Trecho do texto —
****

Discurso no Senado Federal

PERPLEXIDADE COM ALGUMAS DECLARAÇÕES DO PRESIDENTE FERNANDO HENRIQUE CARDOSO, EM ENTREVISTA CONCEDIDA RECENTEMENTE A REVISTA VEJA. CONSEQUENCIAS DESASTROSAS PARA A ECONOMIA BRASILEIRA DA APLICAÇÃO DA LEI KANDIR.

Autor
Lauro Campos (PT - Partido dos Trabalhadores/DF)
Nome completo: Lauro Álvares da Silva Campos
Casa
Senado Federal
Tipo
Discurso
Resumo por assunto
TRIBUTOS.:
  • PERPLEXIDADE COM ALGUMAS DECLARAÇÕES DO PRESIDENTE FERNANDO HENRIQUE CARDOSO, EM ENTREVISTA CONCEDIDA RECENTEMENTE A REVISTA VEJA. CONSEQUENCIAS DESASTROSAS PARA A ECONOMIA BRASILEIRA DA APLICAÇÃO DA LEI KANDIR.
Publicação
Publicação no DSF de 04/10/1997 - Página 20926
Assunto
Outros > TRIBUTOS.

****

Dados fornecidos —
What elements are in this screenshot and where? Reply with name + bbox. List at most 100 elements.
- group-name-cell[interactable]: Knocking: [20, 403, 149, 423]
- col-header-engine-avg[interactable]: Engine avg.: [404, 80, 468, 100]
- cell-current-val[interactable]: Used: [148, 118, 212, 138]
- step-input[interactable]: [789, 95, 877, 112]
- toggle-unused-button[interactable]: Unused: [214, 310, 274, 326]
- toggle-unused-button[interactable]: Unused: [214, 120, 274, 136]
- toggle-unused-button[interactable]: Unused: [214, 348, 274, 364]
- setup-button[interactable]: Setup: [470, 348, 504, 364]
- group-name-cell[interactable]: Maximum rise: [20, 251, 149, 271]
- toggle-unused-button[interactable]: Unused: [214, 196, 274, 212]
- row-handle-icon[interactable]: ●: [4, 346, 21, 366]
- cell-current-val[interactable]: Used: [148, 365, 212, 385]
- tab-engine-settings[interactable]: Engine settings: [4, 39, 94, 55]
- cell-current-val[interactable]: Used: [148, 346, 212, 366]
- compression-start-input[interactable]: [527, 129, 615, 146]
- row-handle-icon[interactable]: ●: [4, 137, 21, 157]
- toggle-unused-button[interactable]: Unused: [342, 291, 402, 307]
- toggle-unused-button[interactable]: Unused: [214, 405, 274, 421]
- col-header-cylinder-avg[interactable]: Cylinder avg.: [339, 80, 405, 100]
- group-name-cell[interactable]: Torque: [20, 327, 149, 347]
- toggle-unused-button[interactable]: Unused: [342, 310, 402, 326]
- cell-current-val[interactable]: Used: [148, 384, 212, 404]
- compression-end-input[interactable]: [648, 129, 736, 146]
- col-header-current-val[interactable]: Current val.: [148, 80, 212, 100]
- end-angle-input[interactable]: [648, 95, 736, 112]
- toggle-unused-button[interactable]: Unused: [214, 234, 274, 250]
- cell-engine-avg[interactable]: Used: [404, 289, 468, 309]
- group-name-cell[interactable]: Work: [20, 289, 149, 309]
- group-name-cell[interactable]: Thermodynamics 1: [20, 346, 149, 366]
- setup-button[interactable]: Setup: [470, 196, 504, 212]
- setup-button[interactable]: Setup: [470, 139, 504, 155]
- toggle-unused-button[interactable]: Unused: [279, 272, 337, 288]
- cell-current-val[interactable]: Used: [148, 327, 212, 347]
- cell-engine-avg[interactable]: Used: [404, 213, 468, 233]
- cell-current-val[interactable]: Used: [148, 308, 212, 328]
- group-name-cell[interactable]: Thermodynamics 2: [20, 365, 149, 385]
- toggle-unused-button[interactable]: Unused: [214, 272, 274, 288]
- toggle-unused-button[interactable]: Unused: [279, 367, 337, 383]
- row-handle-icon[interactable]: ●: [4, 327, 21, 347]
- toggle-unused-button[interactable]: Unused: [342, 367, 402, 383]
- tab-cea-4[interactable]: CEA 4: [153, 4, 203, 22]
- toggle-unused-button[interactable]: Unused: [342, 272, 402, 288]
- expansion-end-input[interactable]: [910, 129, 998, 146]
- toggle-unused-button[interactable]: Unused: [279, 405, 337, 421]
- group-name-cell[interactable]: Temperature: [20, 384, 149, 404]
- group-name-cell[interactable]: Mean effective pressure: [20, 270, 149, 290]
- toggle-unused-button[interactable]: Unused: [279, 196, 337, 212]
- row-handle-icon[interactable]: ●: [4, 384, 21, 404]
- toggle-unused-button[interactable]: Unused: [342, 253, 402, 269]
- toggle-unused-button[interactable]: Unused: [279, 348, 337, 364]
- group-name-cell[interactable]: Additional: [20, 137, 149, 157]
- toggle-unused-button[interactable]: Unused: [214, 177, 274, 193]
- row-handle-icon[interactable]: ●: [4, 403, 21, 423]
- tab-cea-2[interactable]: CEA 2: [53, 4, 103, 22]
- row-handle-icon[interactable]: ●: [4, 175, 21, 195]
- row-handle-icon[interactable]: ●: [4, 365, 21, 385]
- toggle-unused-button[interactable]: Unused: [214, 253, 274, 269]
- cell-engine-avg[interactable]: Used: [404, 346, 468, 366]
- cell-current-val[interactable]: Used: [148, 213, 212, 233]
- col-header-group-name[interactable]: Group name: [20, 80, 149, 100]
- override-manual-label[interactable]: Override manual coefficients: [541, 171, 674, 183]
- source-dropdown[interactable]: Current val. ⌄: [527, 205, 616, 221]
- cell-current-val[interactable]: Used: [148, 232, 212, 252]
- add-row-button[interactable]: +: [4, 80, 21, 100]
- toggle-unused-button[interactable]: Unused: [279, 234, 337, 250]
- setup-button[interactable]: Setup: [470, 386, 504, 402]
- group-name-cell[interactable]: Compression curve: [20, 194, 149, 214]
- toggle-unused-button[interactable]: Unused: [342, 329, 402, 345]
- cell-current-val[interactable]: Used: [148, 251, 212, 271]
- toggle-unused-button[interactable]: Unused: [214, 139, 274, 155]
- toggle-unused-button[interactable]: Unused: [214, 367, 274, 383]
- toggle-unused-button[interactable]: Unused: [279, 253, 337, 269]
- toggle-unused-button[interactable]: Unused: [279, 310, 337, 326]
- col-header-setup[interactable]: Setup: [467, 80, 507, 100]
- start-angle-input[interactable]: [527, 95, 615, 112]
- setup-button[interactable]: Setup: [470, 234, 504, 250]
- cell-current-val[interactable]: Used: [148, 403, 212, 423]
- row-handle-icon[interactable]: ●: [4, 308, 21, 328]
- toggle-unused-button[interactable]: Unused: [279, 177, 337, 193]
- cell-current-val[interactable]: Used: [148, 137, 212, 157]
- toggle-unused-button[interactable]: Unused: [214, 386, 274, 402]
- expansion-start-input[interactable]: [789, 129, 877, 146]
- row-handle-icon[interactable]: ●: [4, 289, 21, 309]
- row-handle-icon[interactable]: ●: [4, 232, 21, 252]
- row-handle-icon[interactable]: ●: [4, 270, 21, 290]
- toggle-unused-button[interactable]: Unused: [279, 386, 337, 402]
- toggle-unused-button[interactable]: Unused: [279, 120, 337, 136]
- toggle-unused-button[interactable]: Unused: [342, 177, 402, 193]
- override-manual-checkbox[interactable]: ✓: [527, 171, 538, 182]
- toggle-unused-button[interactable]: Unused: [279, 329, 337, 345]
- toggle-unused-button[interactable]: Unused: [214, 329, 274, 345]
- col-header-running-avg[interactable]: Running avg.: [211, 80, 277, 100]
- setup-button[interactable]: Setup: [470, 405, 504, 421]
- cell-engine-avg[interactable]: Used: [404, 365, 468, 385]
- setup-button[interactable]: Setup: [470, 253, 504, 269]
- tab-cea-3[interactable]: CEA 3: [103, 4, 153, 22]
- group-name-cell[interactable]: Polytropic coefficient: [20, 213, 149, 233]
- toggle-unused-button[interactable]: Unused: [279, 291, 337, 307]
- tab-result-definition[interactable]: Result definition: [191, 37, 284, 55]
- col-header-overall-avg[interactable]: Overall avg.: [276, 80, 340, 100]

****

Exercício breve 1 — Indique se cada afirmação concorda com o trecho do texto acima, respondendo sim ou não e citando as palavras decisivas: (a) o autor do discurso pertence ao Partido dos Trabalhadores; (b) o discurso foi publicado no DSF em 1998; (c) a entrevista do presidente foi concedida à revista Veja.
Exercício breve 2 — Transcreva, nas entradas, tudo desde o início até a linha que contém "- step-input[interactable]: [789, 95, 877, 112]", incluindo as duas extremidades.

Resolução comentada 1 —
(a) Sim: "Lauro Campos (PT - Partido dos Trabalhadores/DF)".
(b) Não: "Publicação no DSF de 04/10/1997 - Página 20926".
(c) Sim: "EM ENTREVISTA CONCEDIDA RECENTEMENTE A REVISTA VEJA".

Resolução comentada 2 —
What elements are in this screenshot and where? Reply with name + bbox. List at most 100 elements.
- group-name-cell[interactable]: Knocking: [20, 403, 149, 423]
- col-header-engine-avg[interactable]: Engine avg.: [404, 80, 468, 100]
- cell-current-val[interactable]: Used: [148, 118, 212, 138]
- step-input[interactable]: [789, 95, 877, 112]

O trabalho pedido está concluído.